▸ Data excerpts:
++++

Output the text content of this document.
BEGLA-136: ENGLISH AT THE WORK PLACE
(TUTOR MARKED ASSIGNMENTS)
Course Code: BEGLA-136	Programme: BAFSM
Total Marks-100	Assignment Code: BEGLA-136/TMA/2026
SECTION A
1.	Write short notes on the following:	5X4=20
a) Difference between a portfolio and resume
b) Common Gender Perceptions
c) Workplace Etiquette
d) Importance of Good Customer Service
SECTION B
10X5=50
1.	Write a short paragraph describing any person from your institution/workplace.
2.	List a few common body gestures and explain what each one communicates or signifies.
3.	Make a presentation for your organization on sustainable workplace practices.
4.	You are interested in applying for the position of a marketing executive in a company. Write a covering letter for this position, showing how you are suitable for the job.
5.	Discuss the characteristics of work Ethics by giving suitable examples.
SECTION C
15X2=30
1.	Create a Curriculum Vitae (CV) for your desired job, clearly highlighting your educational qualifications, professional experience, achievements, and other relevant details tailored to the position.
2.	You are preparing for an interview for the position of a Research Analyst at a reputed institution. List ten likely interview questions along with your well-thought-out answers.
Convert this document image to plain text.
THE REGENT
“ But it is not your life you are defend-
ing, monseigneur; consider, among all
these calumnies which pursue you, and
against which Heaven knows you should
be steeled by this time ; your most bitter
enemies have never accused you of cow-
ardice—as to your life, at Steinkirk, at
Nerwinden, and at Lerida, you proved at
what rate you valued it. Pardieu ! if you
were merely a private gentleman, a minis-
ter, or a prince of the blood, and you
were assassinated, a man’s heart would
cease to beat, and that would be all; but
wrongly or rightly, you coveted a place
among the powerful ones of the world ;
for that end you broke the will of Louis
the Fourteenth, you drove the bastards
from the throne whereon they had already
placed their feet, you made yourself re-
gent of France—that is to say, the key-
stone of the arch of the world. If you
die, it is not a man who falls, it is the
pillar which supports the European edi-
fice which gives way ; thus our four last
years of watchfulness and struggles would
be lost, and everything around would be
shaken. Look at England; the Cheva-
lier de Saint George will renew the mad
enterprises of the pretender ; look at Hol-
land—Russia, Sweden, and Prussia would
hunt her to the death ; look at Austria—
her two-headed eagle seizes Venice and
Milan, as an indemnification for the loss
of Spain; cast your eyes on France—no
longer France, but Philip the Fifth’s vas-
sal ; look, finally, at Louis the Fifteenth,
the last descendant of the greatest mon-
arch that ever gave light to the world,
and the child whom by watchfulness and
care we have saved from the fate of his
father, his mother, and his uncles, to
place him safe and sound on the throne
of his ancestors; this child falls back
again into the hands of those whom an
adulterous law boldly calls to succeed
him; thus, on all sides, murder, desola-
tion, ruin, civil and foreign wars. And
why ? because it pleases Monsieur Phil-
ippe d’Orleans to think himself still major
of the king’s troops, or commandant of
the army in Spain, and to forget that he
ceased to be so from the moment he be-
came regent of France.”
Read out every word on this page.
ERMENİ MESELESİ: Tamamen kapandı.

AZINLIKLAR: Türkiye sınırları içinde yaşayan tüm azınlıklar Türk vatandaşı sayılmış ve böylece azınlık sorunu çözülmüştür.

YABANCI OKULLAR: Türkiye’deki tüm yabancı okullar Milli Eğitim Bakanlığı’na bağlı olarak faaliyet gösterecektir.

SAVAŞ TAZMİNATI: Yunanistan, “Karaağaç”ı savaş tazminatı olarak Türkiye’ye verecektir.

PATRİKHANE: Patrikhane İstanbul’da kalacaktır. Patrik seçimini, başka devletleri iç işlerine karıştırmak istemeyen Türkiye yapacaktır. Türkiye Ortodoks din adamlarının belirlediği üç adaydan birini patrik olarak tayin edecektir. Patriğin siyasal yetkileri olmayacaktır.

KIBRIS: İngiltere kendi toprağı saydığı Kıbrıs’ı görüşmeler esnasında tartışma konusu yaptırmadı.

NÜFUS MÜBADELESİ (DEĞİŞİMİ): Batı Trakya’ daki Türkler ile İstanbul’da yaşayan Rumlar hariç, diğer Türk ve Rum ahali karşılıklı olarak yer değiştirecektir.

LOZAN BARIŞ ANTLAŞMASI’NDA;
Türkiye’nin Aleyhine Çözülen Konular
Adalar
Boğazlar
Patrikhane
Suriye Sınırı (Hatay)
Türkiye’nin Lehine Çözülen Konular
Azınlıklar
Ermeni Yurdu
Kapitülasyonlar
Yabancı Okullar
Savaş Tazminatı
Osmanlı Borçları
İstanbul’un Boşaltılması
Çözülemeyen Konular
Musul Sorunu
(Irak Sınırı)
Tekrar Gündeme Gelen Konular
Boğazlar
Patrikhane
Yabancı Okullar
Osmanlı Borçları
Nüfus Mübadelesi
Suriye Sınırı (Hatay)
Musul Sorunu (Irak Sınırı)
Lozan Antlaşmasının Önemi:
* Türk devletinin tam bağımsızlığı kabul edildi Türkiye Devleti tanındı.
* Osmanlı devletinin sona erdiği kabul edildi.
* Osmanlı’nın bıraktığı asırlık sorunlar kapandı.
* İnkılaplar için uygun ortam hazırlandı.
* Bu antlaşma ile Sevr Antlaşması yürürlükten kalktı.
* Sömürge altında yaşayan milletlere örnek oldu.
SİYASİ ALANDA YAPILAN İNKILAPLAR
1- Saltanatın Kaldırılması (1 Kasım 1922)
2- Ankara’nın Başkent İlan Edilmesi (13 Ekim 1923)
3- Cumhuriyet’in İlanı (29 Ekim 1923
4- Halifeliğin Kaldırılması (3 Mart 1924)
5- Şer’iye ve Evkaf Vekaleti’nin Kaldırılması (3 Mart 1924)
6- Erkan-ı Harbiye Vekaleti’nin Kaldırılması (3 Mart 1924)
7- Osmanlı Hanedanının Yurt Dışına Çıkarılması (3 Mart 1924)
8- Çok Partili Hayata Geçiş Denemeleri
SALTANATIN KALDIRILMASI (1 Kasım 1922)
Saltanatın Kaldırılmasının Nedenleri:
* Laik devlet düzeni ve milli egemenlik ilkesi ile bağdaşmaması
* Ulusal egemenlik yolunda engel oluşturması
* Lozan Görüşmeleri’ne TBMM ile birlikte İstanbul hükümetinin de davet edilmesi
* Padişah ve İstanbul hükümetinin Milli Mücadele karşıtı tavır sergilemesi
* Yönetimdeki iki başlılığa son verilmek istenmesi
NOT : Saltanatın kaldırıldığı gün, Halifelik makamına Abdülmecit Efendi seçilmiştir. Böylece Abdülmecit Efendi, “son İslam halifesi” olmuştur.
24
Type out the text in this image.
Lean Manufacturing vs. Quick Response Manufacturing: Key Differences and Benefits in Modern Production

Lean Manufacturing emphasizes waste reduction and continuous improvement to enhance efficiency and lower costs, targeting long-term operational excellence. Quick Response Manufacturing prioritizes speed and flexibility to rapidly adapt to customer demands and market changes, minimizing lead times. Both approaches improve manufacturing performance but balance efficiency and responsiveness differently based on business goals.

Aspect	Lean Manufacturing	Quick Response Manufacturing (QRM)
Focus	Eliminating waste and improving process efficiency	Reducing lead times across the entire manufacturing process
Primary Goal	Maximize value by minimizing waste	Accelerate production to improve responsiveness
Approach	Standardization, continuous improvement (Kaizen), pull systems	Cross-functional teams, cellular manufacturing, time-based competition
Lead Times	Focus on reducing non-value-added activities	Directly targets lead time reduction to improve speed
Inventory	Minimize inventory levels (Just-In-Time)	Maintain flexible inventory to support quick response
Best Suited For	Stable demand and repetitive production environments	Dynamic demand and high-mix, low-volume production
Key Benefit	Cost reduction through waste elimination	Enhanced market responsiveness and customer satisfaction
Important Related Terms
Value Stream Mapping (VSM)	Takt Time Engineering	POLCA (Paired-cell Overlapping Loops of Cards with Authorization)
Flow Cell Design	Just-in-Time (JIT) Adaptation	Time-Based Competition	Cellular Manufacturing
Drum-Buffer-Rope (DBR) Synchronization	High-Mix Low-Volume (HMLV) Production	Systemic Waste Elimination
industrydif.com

++++

▸ GIVEN PROBLEM:
Pull out every line in the material above where "suitable" occurs.

▸ EXERCISE SOLUTION:
4.	You are interested in applying for the position of a marketing executive in a company. Write a covering letter for this position, showing how you are suitable for the job.
5.	Discuss the characteristics of work Ethics by giving suitable examples.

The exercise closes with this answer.